Stored records:
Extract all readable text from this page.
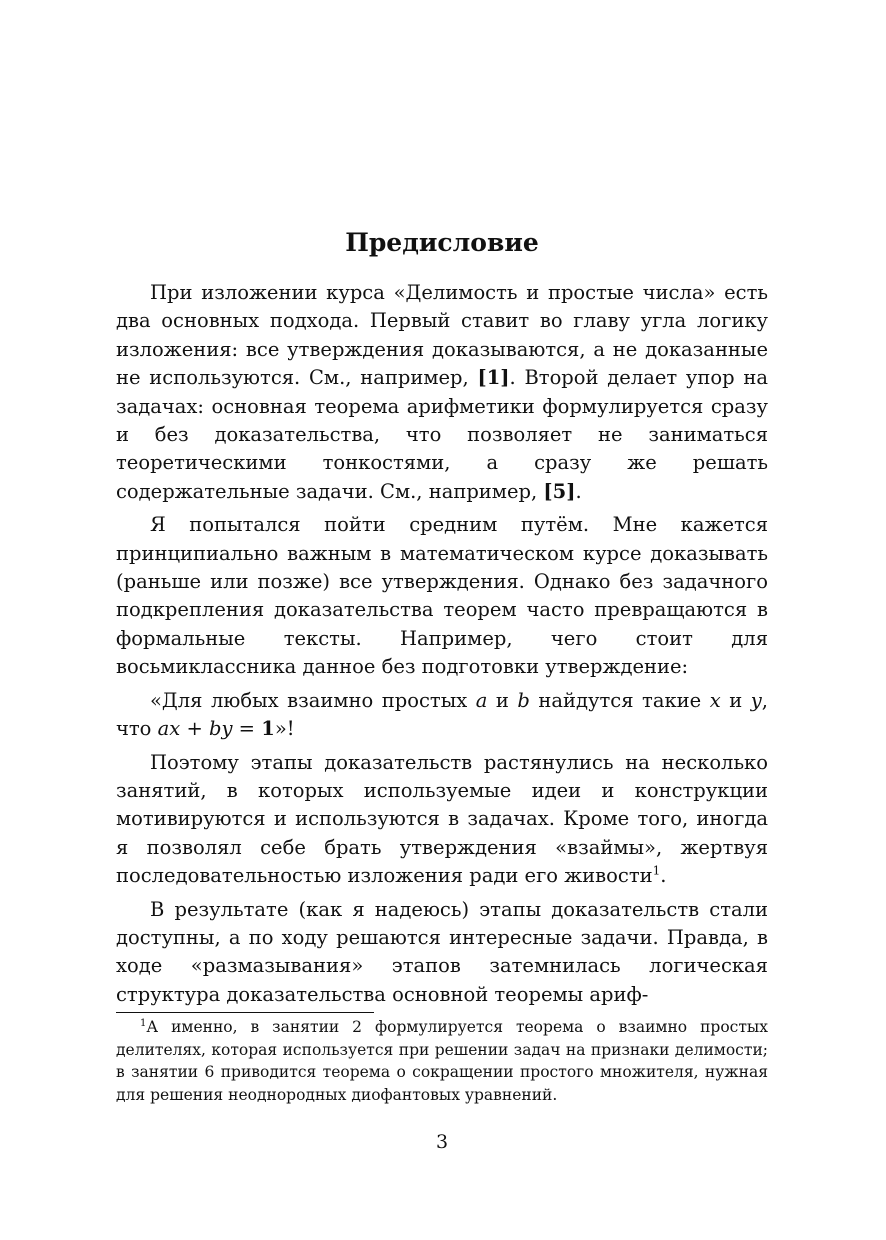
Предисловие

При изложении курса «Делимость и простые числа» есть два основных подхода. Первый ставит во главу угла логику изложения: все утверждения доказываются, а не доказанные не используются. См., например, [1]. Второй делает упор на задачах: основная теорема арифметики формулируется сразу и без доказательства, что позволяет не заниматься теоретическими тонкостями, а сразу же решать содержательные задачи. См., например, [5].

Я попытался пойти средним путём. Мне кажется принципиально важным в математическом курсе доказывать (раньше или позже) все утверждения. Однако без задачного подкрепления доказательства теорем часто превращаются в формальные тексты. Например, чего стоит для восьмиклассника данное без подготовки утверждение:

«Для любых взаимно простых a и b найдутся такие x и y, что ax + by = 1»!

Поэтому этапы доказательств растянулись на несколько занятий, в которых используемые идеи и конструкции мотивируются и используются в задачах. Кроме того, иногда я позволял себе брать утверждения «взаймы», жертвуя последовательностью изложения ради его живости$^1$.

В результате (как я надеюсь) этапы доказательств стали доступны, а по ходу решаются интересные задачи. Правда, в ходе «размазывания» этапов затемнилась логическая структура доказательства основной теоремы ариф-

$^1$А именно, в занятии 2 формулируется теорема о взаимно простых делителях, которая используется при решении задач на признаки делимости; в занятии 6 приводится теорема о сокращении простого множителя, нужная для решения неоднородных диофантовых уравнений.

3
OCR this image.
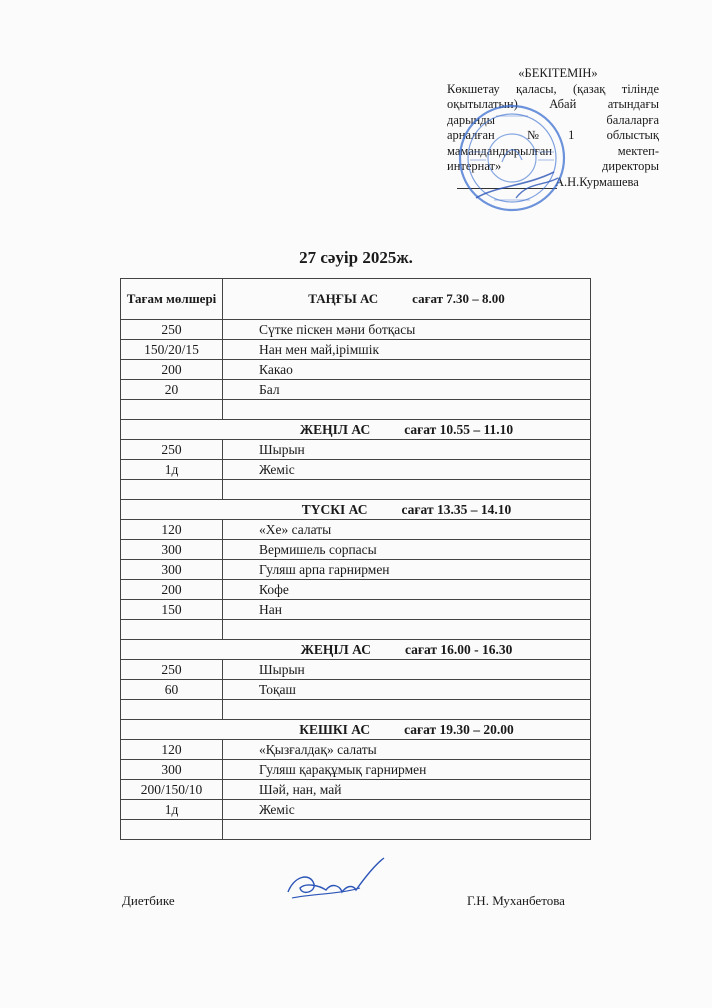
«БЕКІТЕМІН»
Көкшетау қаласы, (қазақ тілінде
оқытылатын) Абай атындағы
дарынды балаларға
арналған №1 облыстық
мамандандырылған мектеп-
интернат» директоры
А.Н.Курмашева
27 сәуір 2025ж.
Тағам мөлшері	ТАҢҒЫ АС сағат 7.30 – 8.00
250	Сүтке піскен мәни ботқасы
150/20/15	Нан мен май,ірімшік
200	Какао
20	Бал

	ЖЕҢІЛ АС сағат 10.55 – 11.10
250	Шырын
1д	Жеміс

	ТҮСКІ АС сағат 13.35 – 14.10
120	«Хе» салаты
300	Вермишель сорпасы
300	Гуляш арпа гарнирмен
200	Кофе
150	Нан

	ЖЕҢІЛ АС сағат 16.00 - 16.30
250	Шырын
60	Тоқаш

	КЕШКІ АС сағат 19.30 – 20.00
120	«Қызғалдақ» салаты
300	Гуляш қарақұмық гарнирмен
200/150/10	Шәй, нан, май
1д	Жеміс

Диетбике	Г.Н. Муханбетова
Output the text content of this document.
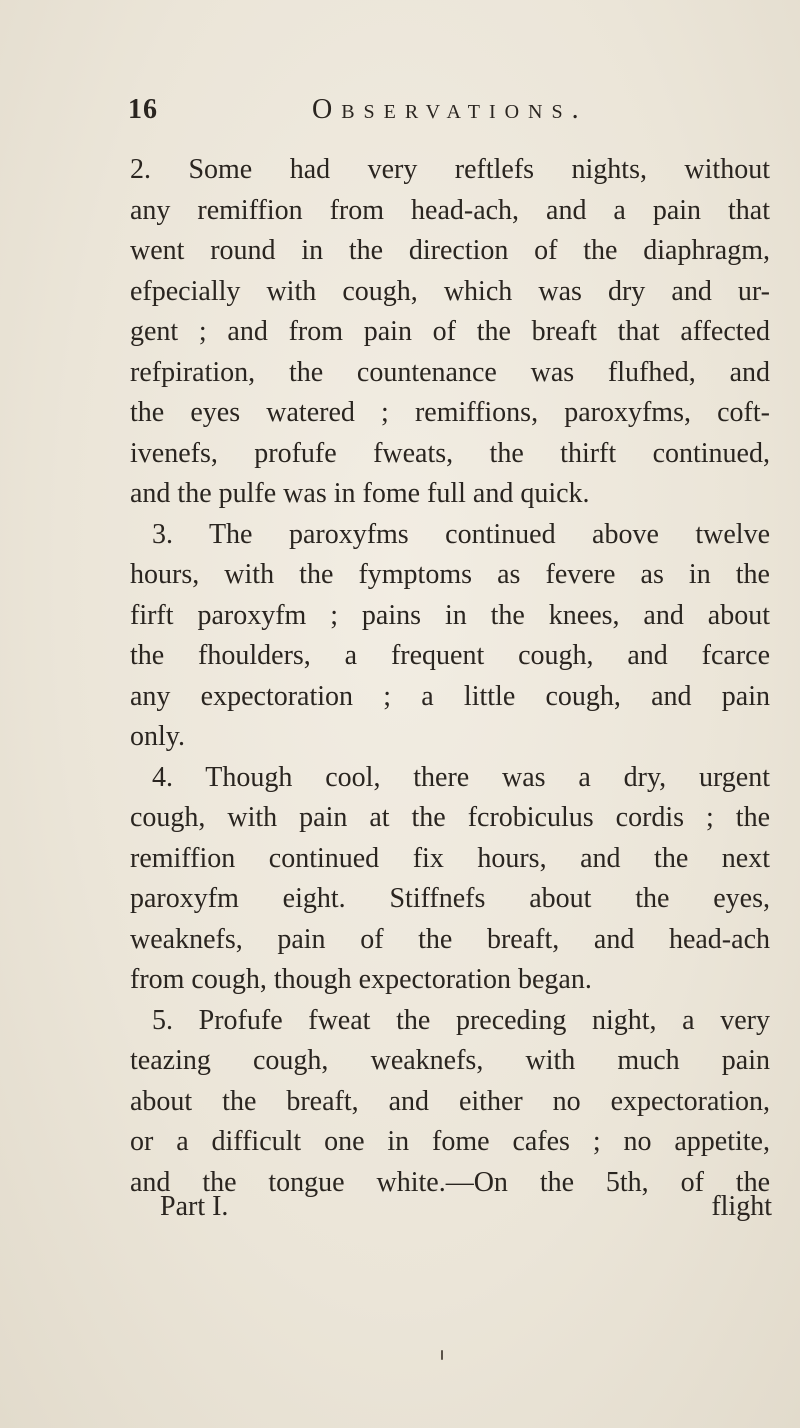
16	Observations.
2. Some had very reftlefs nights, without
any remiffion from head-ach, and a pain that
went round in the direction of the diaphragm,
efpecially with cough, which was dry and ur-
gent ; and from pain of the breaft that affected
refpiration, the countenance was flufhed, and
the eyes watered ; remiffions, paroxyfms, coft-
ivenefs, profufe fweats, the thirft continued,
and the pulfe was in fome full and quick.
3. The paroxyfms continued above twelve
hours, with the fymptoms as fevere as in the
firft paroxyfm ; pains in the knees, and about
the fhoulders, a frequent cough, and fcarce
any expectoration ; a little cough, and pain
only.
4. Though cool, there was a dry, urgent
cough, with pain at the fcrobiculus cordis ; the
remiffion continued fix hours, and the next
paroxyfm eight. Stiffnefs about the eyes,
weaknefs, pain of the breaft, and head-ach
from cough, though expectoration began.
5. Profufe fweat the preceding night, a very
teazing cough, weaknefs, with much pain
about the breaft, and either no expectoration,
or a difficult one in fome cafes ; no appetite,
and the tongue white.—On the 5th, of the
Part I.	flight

## WHAT YOU SHOULD DO
Your task is to copy the entries in full and exactly, without any images.

## SOLUTION FOR THIS TASK
Extract all readable text from this page.
Предисловие

При изложении курса «Делимость и простые числа» есть два основных подхода. Первый ставит во главу угла логику изложения: все утверждения доказываются, а не доказанные не используются. См., например, [1]. Второй делает упор на задачах: основная теорема арифметики формулируется сразу и без доказательства, что позволяет не заниматься теоретическими тонкостями, а сразу же решать содержательные задачи. См., например, [5].

Я попытался пойти средним путём. Мне кажется принципиально важным в математическом курсе доказывать (раньше или позже) все утверждения. Однако без задачного подкрепления доказательства теорем часто превращаются в формальные тексты. Например, чего стоит для восьмиклассника данное без подготовки утверждение:

«Для любых взаимно простых a и b найдутся такие x и y, что ax + by = 1»!

Поэтому этапы доказательств растянулись на несколько занятий, в которых используемые идеи и конструкции мотивируются и используются в задачах. Кроме того, иногда я позволял себе брать утверждения «взаймы», жертвуя последовательностью изложения ради его живости$^1$.

В результате (как я надеюсь) этапы доказательств стали доступны, а по ходу решаются интересные задачи. Правда, в ходе «размазывания» этапов затемнилась логическая структура доказательства основной теоремы ариф-

$^1$А именно, в занятии 2 формулируется теорема о взаимно простых делителях, которая используется при решении задач на признаки делимости; в занятии 6 приводится теорема о сокращении простого множителя, нужная для решения неоднородных диофантовых уравнений.

3
OCR this image.
«БЕКІТЕМІН»
Көкшетау қаласы, (қазақ тілінде
оқытылатын) Абай атындағы
дарынды балаларға
арналған №1 облыстық
мамандандырылған мектеп-
интернат» директоры
А.Н.Курмашева
27 сәуір 2025ж.
Тағам мөлшері	ТАҢҒЫ АС сағат 7.30 – 8.00
250	Сүтке піскен мәни ботқасы
150/20/15	Нан мен май,ірімшік
200	Какао
20	Бал

	ЖЕҢІЛ АС сағат 10.55 – 11.10
250	Шырын
1д	Жеміс

	ТҮСКІ АС сағат 13.35 – 14.10
120	«Хе» салаты
300	Вермишель сорпасы
300	Гуляш арпа гарнирмен
200	Кофе
150	Нан

	ЖЕҢІЛ АС сағат 16.00 - 16.30
250	Шырын
60	Тоқаш

	КЕШКІ АС сағат 19.30 – 20.00
120	«Қызғалдақ» салаты
300	Гуляш қарақұмық гарнирмен
200/150/10	Шәй, нан, май
1д	Жеміс

Диетбике	Г.Н. Муханбетова
Output the text content of this document.
16	Observations.
2. Some had very reftlefs nights, without
any remiffion from head-ach, and a pain that
went round in the direction of the diaphragm,
efpecially with cough, which was dry and ur-
gent ; and from pain of the breaft that affected
refpiration, the countenance was flufhed, and
the eyes watered ; remiffions, paroxyfms, coft-
ivenefs, profufe fweats, the thirft continued,
and the pulfe was in fome full and quick.
3. The paroxyfms continued above twelve
hours, with the fymptoms as fevere as in the
firft paroxyfm ; pains in the knees, and about
the fhoulders, a frequent cough, and fcarce
any expectoration ; a little cough, and pain
only.
4. Though cool, there was a dry, urgent
cough, with pain at the fcrobiculus cordis ; the
remiffion continued fix hours, and the next
paroxyfm eight. Stiffnefs about the eyes,
weaknefs, pain of the breaft, and head-ach
from cough, though expectoration began.
5. Profufe fweat the preceding night, a very
teazing cough, weaknefs, with much pain
about the breaft, and either no expectoration,
or a difficult one in fome cafes ; no appetite,
and the tongue white.—On the 5th, of the
Part I.	flight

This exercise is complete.